Das Ganze entspricht nicht 100%ig dem Original, da es sonst
zu verwirrend wäre mit den PHP-includes.

div-Tag mit Farbe als Hintergrund - durchgezogen bis zum Ende.
@Budman: "auto" hat leider nix gebracht...

maceo


----------



## Gumbo (1. Dezember 2004)

Wieso benutzt du nicht einfach eine Hintergrundgrafik, damit wäre es viel einfacher.


----------



## maceo (1. Dezember 2004)

...ja, damit wäre es einfacher und auch
sicher schon fertig - darf aber nicht sein.


----------



## Budman (1. Dezember 2004)

Hallo!

Das ist wieder mal ein typisches IE Problem, im Firefox funktioniert's wie gedacht....

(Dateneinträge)
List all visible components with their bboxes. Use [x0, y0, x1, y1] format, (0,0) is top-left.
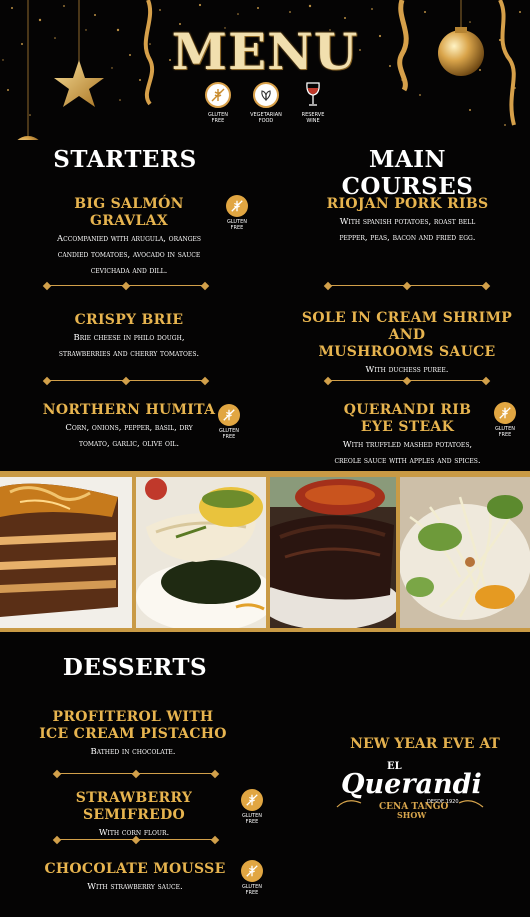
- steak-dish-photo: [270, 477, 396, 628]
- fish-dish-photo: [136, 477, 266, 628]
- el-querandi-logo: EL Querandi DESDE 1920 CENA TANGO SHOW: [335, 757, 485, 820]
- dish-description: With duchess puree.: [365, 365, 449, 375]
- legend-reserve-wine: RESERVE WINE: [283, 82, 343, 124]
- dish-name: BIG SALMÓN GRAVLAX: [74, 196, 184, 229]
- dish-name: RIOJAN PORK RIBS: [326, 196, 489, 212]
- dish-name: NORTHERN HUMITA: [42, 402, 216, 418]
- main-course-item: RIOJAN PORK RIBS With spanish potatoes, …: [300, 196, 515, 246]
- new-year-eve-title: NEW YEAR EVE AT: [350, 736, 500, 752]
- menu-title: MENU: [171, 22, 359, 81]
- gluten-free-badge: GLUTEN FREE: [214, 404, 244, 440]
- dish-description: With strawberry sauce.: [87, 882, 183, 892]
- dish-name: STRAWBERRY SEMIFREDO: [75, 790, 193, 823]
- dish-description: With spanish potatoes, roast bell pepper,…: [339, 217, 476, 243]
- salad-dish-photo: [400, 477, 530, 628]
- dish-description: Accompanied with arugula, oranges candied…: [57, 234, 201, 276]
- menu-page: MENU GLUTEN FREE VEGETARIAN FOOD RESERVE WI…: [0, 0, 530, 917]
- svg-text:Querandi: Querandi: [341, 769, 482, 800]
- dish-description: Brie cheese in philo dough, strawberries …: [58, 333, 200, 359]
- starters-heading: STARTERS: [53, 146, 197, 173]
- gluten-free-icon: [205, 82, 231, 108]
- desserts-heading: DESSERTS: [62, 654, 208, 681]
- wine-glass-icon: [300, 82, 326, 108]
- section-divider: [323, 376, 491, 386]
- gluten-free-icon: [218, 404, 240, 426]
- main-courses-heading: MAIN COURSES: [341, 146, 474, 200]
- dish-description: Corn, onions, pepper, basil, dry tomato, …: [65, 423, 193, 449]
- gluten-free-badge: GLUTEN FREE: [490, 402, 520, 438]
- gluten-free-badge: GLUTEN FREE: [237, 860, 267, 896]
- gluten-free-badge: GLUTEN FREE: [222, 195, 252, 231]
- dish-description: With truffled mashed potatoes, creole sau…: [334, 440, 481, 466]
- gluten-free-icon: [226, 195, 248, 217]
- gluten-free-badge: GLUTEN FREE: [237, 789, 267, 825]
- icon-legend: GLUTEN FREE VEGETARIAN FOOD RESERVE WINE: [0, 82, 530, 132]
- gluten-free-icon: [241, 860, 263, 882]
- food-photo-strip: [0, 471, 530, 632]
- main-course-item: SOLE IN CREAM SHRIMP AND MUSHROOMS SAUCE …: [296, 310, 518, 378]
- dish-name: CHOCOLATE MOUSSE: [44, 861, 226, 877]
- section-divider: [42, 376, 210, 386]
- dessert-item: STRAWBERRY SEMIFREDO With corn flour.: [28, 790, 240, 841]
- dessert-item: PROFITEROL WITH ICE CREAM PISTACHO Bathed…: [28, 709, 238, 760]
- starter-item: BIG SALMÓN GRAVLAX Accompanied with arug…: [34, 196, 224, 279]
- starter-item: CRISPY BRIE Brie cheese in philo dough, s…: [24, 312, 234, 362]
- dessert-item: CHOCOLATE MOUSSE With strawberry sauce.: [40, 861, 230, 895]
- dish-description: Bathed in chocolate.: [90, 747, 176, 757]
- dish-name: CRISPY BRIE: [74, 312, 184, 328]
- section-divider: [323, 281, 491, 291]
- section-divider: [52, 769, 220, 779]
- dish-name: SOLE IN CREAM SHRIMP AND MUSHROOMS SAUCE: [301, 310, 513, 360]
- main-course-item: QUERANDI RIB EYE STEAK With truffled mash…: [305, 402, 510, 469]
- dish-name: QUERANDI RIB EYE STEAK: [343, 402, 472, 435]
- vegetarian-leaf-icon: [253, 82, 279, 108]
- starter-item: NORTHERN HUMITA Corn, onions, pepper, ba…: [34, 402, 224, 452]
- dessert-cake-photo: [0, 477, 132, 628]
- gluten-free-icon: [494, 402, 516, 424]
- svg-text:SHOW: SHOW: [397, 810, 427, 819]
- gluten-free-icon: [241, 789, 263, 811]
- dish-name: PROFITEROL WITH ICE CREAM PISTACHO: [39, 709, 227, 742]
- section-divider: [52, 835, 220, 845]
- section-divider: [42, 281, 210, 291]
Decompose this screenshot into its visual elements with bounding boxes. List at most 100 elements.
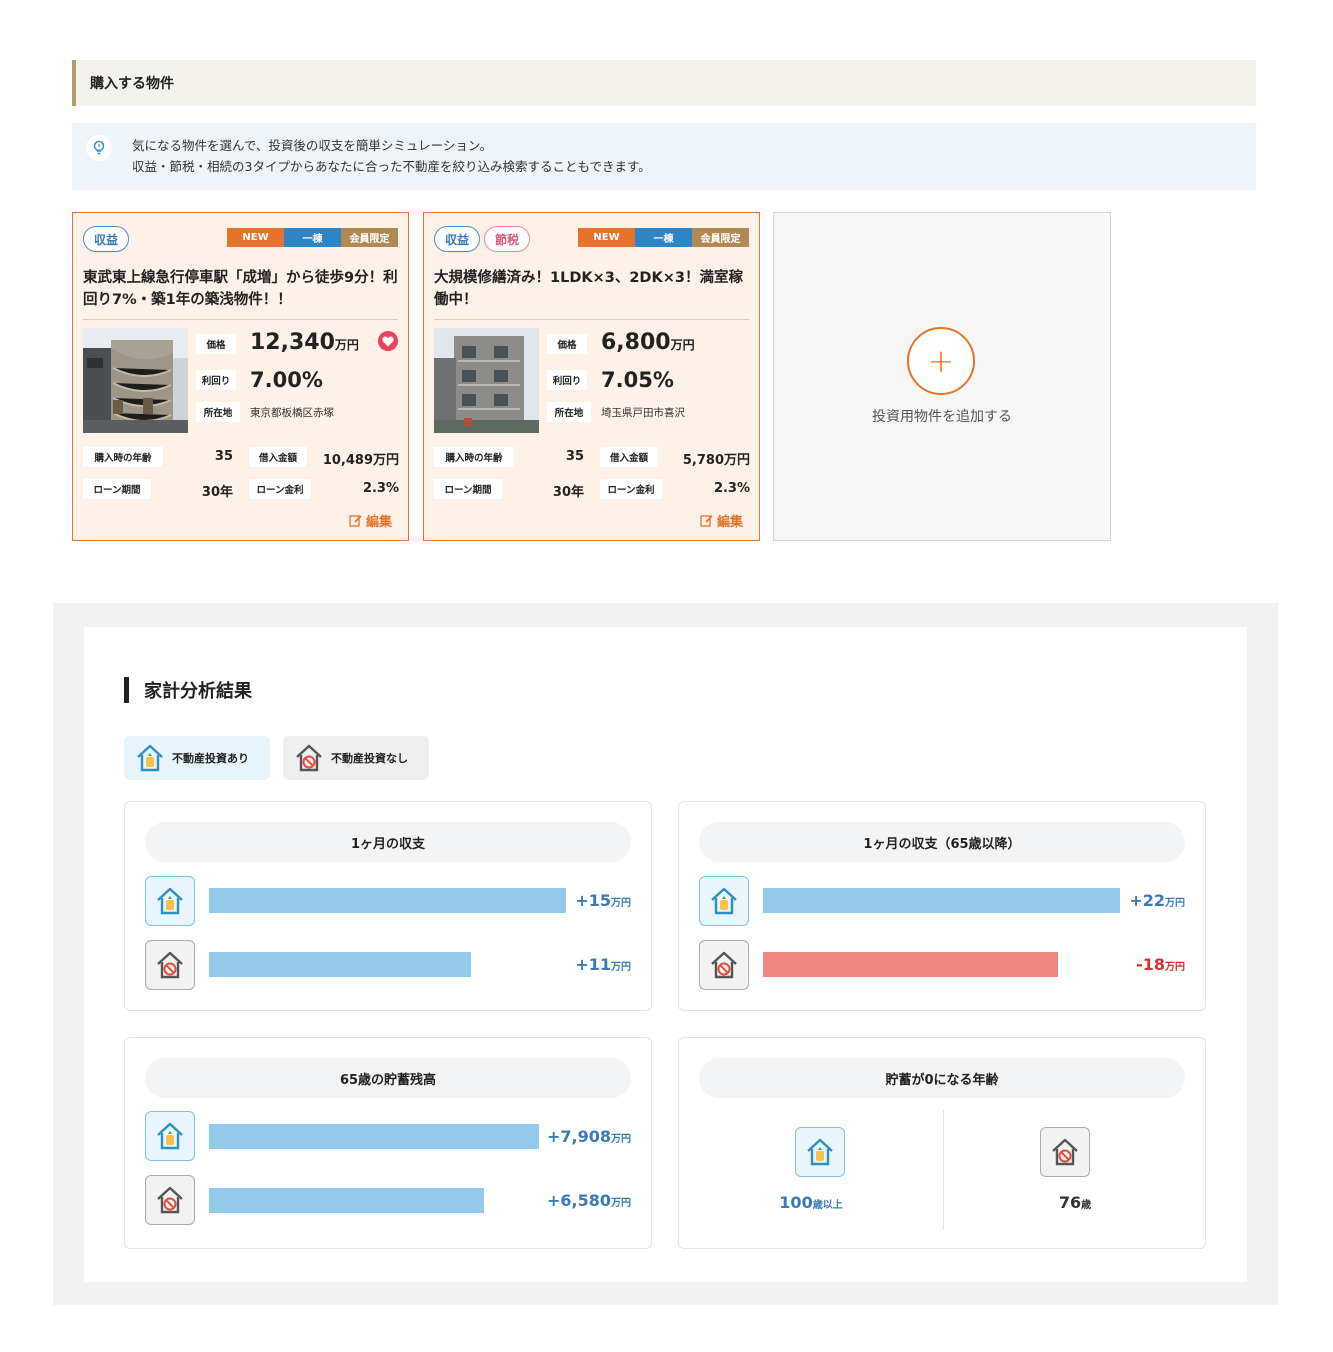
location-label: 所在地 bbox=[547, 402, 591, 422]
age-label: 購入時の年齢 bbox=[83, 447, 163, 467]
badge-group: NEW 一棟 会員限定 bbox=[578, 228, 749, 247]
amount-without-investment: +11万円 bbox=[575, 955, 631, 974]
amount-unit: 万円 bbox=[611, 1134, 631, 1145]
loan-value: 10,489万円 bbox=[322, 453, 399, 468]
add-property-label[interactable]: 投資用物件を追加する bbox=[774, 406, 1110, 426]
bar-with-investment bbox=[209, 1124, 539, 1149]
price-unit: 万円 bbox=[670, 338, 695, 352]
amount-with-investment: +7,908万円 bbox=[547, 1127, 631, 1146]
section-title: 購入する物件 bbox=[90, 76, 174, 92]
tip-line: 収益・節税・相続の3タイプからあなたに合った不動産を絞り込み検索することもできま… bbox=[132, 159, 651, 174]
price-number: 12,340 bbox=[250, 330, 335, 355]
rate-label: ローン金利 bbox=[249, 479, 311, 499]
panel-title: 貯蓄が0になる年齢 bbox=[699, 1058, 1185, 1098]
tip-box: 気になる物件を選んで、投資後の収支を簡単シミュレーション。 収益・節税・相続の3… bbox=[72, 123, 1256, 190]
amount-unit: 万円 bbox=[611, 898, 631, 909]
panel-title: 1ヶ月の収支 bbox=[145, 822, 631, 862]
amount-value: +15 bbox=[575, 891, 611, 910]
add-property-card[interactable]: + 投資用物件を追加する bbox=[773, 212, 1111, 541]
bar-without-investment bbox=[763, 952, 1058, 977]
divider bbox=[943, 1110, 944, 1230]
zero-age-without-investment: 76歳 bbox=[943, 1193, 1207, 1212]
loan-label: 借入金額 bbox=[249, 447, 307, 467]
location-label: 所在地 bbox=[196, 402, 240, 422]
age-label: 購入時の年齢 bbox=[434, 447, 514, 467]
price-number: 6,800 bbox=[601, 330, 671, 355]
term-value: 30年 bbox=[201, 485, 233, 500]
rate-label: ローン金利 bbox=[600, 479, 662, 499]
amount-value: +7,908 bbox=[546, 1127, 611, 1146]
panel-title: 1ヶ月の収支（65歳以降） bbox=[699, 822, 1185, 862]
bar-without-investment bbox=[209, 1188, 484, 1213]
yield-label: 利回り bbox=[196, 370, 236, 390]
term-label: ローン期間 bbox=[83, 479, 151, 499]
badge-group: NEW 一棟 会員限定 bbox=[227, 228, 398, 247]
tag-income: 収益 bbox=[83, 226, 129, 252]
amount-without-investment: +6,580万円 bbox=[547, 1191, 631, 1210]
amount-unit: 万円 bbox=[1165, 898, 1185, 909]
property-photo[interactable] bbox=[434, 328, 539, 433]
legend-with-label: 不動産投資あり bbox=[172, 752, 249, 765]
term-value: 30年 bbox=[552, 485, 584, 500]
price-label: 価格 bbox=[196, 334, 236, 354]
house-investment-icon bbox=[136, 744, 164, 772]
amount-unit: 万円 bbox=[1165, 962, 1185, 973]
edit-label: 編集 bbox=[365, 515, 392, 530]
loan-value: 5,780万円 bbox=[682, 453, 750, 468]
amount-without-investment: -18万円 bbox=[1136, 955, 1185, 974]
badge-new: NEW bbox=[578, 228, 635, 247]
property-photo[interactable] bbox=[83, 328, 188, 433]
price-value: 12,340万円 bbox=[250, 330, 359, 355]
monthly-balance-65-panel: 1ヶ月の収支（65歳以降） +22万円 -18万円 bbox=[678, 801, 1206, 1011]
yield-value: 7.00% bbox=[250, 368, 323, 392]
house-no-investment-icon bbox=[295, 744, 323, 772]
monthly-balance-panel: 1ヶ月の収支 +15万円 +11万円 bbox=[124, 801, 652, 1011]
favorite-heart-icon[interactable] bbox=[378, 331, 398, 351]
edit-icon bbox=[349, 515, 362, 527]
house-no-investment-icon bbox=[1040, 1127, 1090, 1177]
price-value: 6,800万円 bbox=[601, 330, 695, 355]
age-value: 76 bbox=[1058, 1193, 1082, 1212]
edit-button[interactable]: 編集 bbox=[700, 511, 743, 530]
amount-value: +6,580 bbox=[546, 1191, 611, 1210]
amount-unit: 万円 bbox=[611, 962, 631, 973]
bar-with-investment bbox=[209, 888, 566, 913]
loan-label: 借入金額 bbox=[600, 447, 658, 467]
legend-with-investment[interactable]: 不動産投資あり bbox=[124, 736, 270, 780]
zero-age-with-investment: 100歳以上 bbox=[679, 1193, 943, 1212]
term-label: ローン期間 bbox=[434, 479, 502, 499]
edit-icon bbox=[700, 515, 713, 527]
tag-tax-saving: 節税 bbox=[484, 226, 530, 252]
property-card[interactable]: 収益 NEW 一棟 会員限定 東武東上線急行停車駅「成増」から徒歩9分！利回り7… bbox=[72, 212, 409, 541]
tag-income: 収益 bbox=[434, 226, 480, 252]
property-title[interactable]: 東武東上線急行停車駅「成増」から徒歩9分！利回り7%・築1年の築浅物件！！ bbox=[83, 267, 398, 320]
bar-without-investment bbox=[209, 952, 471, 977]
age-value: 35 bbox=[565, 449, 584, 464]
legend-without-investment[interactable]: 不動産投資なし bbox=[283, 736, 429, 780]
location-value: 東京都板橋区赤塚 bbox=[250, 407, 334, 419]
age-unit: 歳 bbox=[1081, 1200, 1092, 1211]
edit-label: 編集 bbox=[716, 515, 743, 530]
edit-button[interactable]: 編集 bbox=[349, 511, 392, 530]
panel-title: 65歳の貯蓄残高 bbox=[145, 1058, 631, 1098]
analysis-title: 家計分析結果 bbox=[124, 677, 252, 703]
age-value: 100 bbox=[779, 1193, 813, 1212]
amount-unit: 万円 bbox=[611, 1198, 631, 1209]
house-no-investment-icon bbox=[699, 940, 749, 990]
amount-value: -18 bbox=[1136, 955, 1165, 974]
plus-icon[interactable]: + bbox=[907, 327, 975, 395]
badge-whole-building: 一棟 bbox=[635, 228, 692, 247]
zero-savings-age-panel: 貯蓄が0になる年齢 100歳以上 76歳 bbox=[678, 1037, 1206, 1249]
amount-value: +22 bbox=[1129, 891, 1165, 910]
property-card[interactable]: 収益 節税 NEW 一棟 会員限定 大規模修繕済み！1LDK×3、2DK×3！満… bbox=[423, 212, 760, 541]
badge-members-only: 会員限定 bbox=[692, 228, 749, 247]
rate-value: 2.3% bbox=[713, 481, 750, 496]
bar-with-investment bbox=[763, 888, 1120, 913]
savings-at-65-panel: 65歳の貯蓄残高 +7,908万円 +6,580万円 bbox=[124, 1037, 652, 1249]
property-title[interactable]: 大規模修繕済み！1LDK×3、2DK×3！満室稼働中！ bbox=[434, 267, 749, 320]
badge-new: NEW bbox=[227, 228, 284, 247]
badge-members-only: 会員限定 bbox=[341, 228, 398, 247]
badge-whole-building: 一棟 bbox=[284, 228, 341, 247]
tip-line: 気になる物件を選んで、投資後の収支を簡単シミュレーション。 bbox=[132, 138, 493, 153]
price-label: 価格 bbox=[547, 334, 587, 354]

ARBEITSANWEISUNG:
Zitieren Sie aus dem vorliegenden Text die Passage von „Das Ganze entspricht“ bis einschließlich „leider nix gebracht...“ wortgetreu.

AUSGABE:
Das Ganze entspricht nicht 100%ig dem Original, da es sonst
zu verwirrend wäre mit den PHP-includes.

div-Tag mit Farbe als Hintergrund - durchgezogen bis zum Ende.
@Budman: "auto" hat leider nix gebracht...